Layout annotation data
○ ○ ○ ○ ○ ○ ○
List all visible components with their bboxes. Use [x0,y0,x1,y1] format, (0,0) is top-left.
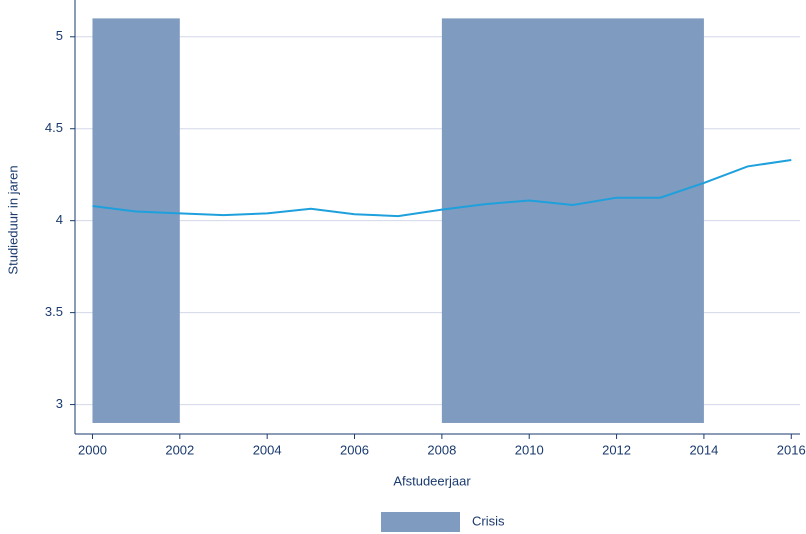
y-tick-label: 4 [56,212,63,227]
y-axis-label: Studieduur in jaren [5,165,20,274]
x-tick-label: 2004 [253,442,282,457]
crisis-band [92,18,180,423]
x-tick-label: 2016 [777,442,806,457]
y-tick-label: 5 [56,28,63,43]
x-tick-label: 2014 [689,442,718,457]
legend-swatch [381,512,460,532]
x-tick-label: 2012 [602,442,631,457]
y-tick-label: 3.5 [45,304,63,319]
x-tick-label: 2000 [78,442,107,457]
y-tick-label: 4.5 [45,120,63,135]
x-tick-label: 2008 [427,442,456,457]
crisis-band [441,18,704,423]
legend-label: Crisis [472,513,505,528]
x-tick-label: 2002 [165,442,194,457]
line [92,159,792,218]
x-tick-label: 2006 [340,442,369,457]
x-axis-label: Afstudeerjaar [393,473,471,488]
y-tick-label: 3 [56,396,63,411]
x-tick-label: 2010 [515,442,544,457]
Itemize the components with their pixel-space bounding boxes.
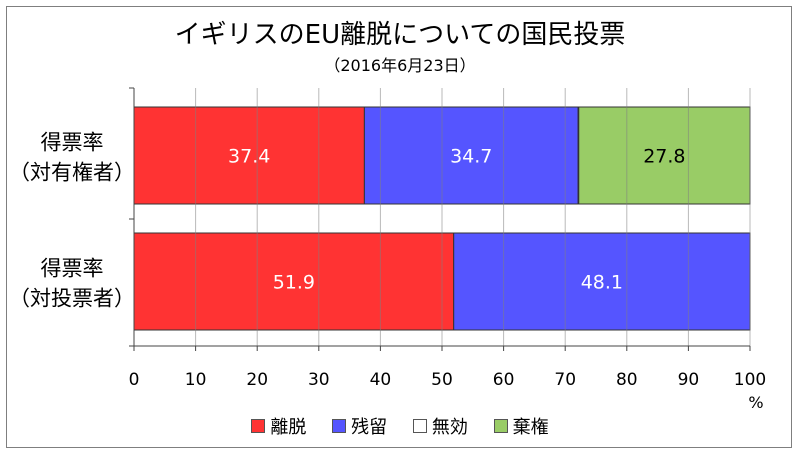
legend-item-remain: 残留	[332, 413, 387, 439]
data-label: 37.4	[228, 146, 270, 168]
legend-swatch-abstain	[493, 419, 508, 433]
legend: 離脱 残留 無効 棄権	[0, 413, 800, 439]
legend-label-leave: 離脱	[270, 417, 307, 438]
bar-segment	[453, 232, 751, 331]
x-tick-label: 60	[493, 370, 515, 390]
chart-title: イギリスのEU離脱についての国民投票	[174, 20, 626, 50]
bar-segment	[133, 232, 455, 331]
chart-frame	[6, 6, 792, 448]
x-tick-label: 50	[431, 370, 453, 390]
x-tick-label: 20	[246, 370, 268, 390]
legend-item-invalid: 無効	[412, 413, 468, 439]
data-label: 51.9	[273, 272, 315, 294]
legend-item-abstain: 棄権	[493, 413, 549, 439]
category-label: 得票率	[41, 257, 104, 281]
x-tick-label: 90	[678, 370, 700, 390]
x-tick-label: 10	[185, 370, 207, 390]
legend-item-leave: 離脱	[251, 413, 306, 439]
x-tick-label: 70	[554, 370, 576, 390]
legend-swatch-invalid	[412, 419, 427, 433]
data-label: 27.8	[643, 146, 685, 168]
legend-label-abstain: 棄権	[512, 417, 549, 438]
legend-swatch-leave	[251, 419, 266, 433]
x-tick-label: 30	[308, 370, 330, 390]
legend-label-invalid: 無効	[431, 417, 468, 438]
legend-label-remain: 残留	[351, 417, 388, 438]
chart-subtitle: （2016年6月23日）	[324, 56, 476, 75]
category-label: 得票率	[41, 131, 104, 155]
bar-segment	[363, 106, 579, 205]
data-label: 34.7	[450, 146, 492, 168]
x-tick-label: 0	[129, 370, 140, 390]
category-label: （対有権者）	[9, 161, 135, 185]
legend-swatch-remain	[332, 419, 347, 433]
data-label: 48.1	[581, 272, 623, 294]
x-tick-label: 80	[616, 370, 638, 390]
x-tick-label: 40	[370, 370, 392, 390]
x-tick-label: 100	[734, 370, 766, 390]
category-label: （対投票者）	[9, 287, 135, 311]
x-axis-unit: %	[748, 393, 763, 412]
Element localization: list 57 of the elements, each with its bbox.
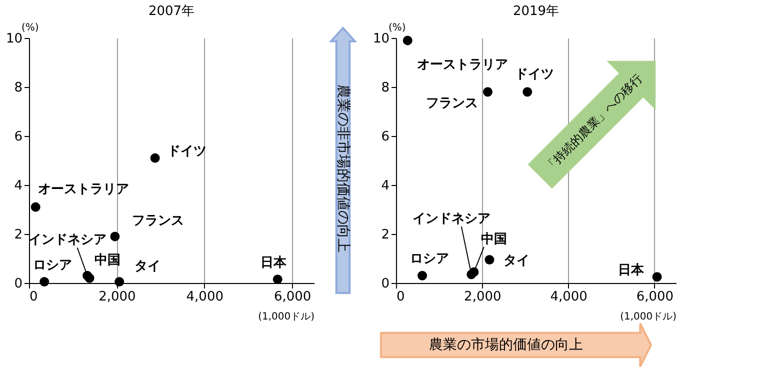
- data-label: オーストラリア: [38, 182, 130, 198]
- point: [652, 272, 662, 282]
- data-label: オーストラリア: [417, 57, 508, 72]
- y-tick-label: 4: [14, 178, 22, 194]
- data-label: インドネシア: [412, 211, 490, 226]
- point: [402, 36, 412, 46]
- data-label: ドイツ: [168, 144, 207, 160]
- data-label: 日本: [260, 255, 288, 270]
- y-tick-label: 10: [372, 32, 390, 46]
- data-label: タイ: [503, 254, 530, 269]
- x-tick-label: 0: [30, 290, 38, 304]
- x-tick-label: 0: [396, 290, 405, 304]
- data-label: 中国: [480, 232, 507, 247]
- point: [114, 277, 124, 287]
- y-tick-label: 4: [381, 178, 390, 194]
- x-tick-label: 2,000: [464, 290, 502, 304]
- x-tick-label: 2,000: [98, 290, 136, 304]
- data-label: ロシア: [32, 258, 72, 273]
- point: [40, 277, 50, 287]
- x-tick-label: 6,000: [636, 290, 674, 304]
- data-label: タイ: [134, 258, 160, 274]
- y-tick-label: 2: [381, 228, 390, 242]
- point: [484, 254, 494, 264]
- data-label: ドイツ: [514, 66, 554, 82]
- point: [418, 270, 428, 280]
- y-tick-label: 0: [14, 276, 22, 292]
- y-axis-title: (%): [22, 22, 39, 34]
- x-axis-title: (1,000ドル): [620, 312, 677, 322]
- point: [30, 202, 40, 212]
- y-tick-label: 2: [14, 228, 22, 242]
- point: [150, 153, 160, 163]
- y-tick-label: 6: [381, 130, 390, 144]
- data-label: フランス: [132, 213, 184, 228]
- x-tick-label: 4,000: [186, 290, 224, 304]
- data-label: ロシア: [410, 252, 449, 267]
- chart-title: 2019年: [512, 4, 560, 19]
- data-label: 中国: [94, 253, 121, 268]
- data-label: フランス: [426, 96, 478, 111]
- x-tick-label: 6,000: [274, 290, 312, 304]
- y-tick-label: 10: [6, 32, 22, 46]
- x-tick-label: 4,000: [550, 290, 588, 304]
- y-tick-label: 8: [381, 80, 390, 96]
- y-tick-label: 6: [14, 130, 22, 144]
- text: 農業の非市場的価値の向上: [335, 84, 351, 252]
- point: [110, 232, 120, 242]
- y-axis-title: (%): [388, 22, 406, 34]
- x-axis-title: (1,000ドル): [258, 312, 315, 322]
- text: 農業の市場的価値の向上: [429, 337, 583, 353]
- y-tick-label: 0: [381, 276, 390, 292]
- data-label: インドネシア: [28, 232, 106, 248]
- point: [483, 87, 492, 97]
- point: [84, 273, 94, 283]
- point: [522, 87, 532, 97]
- data-label: 日本: [618, 262, 646, 278]
- y-tick-label: 8: [14, 80, 22, 96]
- point: [272, 274, 282, 284]
- chart-title: 2007年: [148, 4, 195, 19]
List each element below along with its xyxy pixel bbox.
○ ○ ○ ○ ○ ○ ○
* **WHAT THE EXERCISE ASKS**
Output every line above as a JSON list of strings, one string per line, with blank lines left out and the pictures omitted.

* **SOLVED EXERCISE**
[
  "List all visible components with their bboxes. Use [x0,y0,x1,y1] format, (0,0) is top-left.",
  "y-tick-label: 4 [56,212,63,227]",
  "y-axis-label: Studieduur in jaren [5,165,20,274]",
  "x-tick-label: 2004 [253,442,282,457]",
  "crisis-band [92,18,180,423]",
  "x-tick-label: 2016 [777,442,806,457]",
  "y-tick-label: 5 [56,28,63,43]",
  "x-tick-label: 2014 [689,442,718,457]",
  "legend-swatch [381,512,460,532]",
  "x-tick-label: 2012 [602,442,631,457]",
  "y-tick-label: 3.5 [45,304,63,319]",
  "x-tick-label: 2000 [78,442,107,457]",
  "y-tick-label: 4.5 [45,120,63,135]",
  "x-tick-label: 2008 [427,442,456,457]",
  "crisis-band [441,18,704,423]",
  "legend-label: Crisis [472,513,505,528]",
  "x-tick-label: 2002 [165,442,194,457]",
  "line [92,159,792,218]",
  "x-tick-label: 2006 [340,442,369,457]",
  "x-axis-label: Afstudeerjaar [393,473,471,488]",
  "y-tick-label: 3 [56,396,63,411]",
  "x-tick-label: 2010 [515,442,544,457]",
  "Itemize the components with their pixel-space bounding boxes.",
  "legend-item-remain: 残留\t[332, 413, 387, 439]",
  "data-label: 37.4\t[228, 146, 270, 168]",
  "legend-swatch-abstain\t[493, 419, 508, 433]",
  "legend: 離脱 残留 無効 棄権\t[0, 413, 800, 439]",
  "legend-label-leave: 離脱\t[270, 417, 307, 438]",
  "bar-segment\t[453, 232, 751, 331]",
  "x-tick-label: 60\t[493, 370, 515, 390]",
  "chart-title: イギリスのEU離脱についての国民投票\t[174, 20, 626, 50]",
  "bar-segment\t[133, 232, 455, 331]",
  "chart-frame\t[6, 6, 792, 448]",
  "x-tick-label: 50\t[431, 370, 453, 390]",
  "x-tick-label: 20\t[246, 370, 268, 390]",
  "legend-item-invalid: 無効\t[412, 413, 468, 439]",
  "data-label: 51.9\t[273, 272, 315, 294]",
  "legend-item-abstain: 棄権\t[493, 413, 549, 439]",
  "category-label: 得票率\t[41, 257, 104, 281]",
  "x-tick-label: 90\t[678, 370, 700, 390]",
  "x-tick-label: 10\t[185, 370, 207, 390]",
  "legend-item-leave: 離脱\t[251, 413, 306, 439]",
  "x-tick-label: 70\t[554, 370, 576, 390]",
  "legend-swatch-invalid\t[412, 419, 427, 433]",
  "data-label: 27.8\t[643, 146, 685, 168]",
  "legend-label-abstain: 棄権\t[512, 417, 549, 438]",
  "legend-swatch-leave\t[251, 419, 266, 433]",
  "x-tick-label: 30\t[308, 370, 330, 390]",
  "legend-label-invalid: 無効\t[431, 417, 468, 438]",
  "legend-label-remain: 残留\t[351, 417, 388, 438]",
  "chart-subtitle: （2016年6月23日）\t[324, 56, 476, 75]",
  "category-label: 得票率\t[41, 131, 104, 155]",
  "bar-segment\t[363, 106, 579, 205]",
  "data-label: 34.7\t[450, 146, 492, 168]",
  "x-tick-label: 0\t[129, 370, 140, 390]",
  "category-label: （対有権者）\t[9, 161, 135, 185]",
  "legend-swatch-remain\t[332, 419, 347, 433]",
  "data-label: 48.1\t[581, 272, 623, 294]",
  "x-tick-label: 80\t[616, 370, 638, 390]",
  "x-tick-label: 40\t[370, 370, 392, 390]",
  "x-tick-label: 100\t[734, 370, 766, 390]",
  "category-label: （対投票者）\t[9, 287, 135, 311]",
  "x-axis-unit: %\t[748, 393, 763, 412]",
  "Element localization: list 57 of the elements, each with its bbox.",
  "- data-label: オーストラリア: [38, 182, 130, 198]",
  "- point: [652, 272, 662, 282]",
  "- data-label: オーストラリア: [417, 57, 508, 72]",
  "- y-tick-label: 4: [14, 178, 22, 194]",
  "- data-label: インドネシア: [412, 211, 490, 226]",
  "- point: [402, 36, 412, 46]",
  "- data-label: ドイツ: [168, 144, 207, 160]",
  "- data-label: 日本: [260, 255, 288, 270]",
  "- y-tick-label: 10: [372, 32, 390, 46]",
  "- data-label: タイ: [503, 254, 530, 269]",
  "- x-tick-label: 0: [30, 290, 38, 304]",
  "- x-tick-label: 0: [396, 290, 405, 304]",
  "- data-label: 中国: [480, 232, 507, 247]",
  "- point: [114, 277, 124, 287]",
  "- y-tick-label: 4: [381, 178, 390, 194]",
  "- x-tick-label: 2,000: [464, 290, 502, 304]",
  "- x-tick-label: 2,000: [98, 290, 136, 304]",
  "- data-label: ロシア: [32, 258, 72, 273]",
  "- point: [40, 277, 50, 287]",
  "- x-tick-label: 6,000: [636, 290, 674, 304]",
  "- data-label: タイ: [134, 258, 160, 274]",
  "- y-tick-label: 2: [381, 228, 390, 242]",
  "- point: [484, 254, 494, 264]",
  "- data-label: ドイツ: [514, 66, 554, 82]",
  "- point: [418, 270, 428, 280]",
  "- y-tick-label: 0: [14, 276, 22, 292]",
  "- y-axis-title: (%): [22, 22, 39, 34]",
  "- x-axis-title: (1,000ドル): [620, 312, 677, 322]",
  "- point: [30, 202, 40, 212]",
  "- y-tick-label: 2: [14, 228, 22, 242]",
  "- point: [150, 153, 160, 163]",
  "- y-tick-label: 6: [381, 130, 390, 144]",
  "- data-label: フランス: [132, 213, 184, 228]",
  "- x-tick-label: 4,000: [186, 290, 224, 304]",
  "- data-label: ロシア: [410, 252, 449, 267]",
  "- chart-title: 2019年: [512, 4, 560, 19]",
  "- data-label: 中国: [94, 253, 121, 268]",
  "- data-label: フランス: [426, 96, 478, 111]",
  "- x-tick-label: 6,000: [274, 290, 312, 304]",
  "- y-tick-label: 10: [6, 32, 22, 46]",
  "- x-tick-label: 4,000: [550, 290, 588, 304]",
  "- y-tick-label: 8: [381, 80, 390, 96]",
  "- y-tick-label: 6: [14, 130, 22, 144]",
  "- text: 農業の非市場的価値の向上: [335, 84, 351, 252]",
  "- point: [110, 232, 120, 242]",
  "- y-axis-title: (%): [388, 22, 406, 34]",
  "- x-axis-title: (1,000ドル): [258, 312, 315, 322]",
  "- text: 農業の市場的価値の向上: [429, 337, 583, 353]",
  "- y-tick-label: 0: [381, 276, 390, 292]",
  "- data-label: インドネシア: [28, 232, 106, 248]",
  "- point: [483, 87, 492, 97]",
  "- point: [84, 273, 94, 283]",
  "- point: [522, 87, 532, 97]",
  "- data-label: 日本: [618, 262, 646, 278]",
  "- y-tick-label: 8: [14, 80, 22, 96]",
  "- point: [272, 274, 282, 284]",
  "- chart-title: 2007年: [148, 4, 195, 19]",
  "List each element below along with its xyxy pixel bbox."
]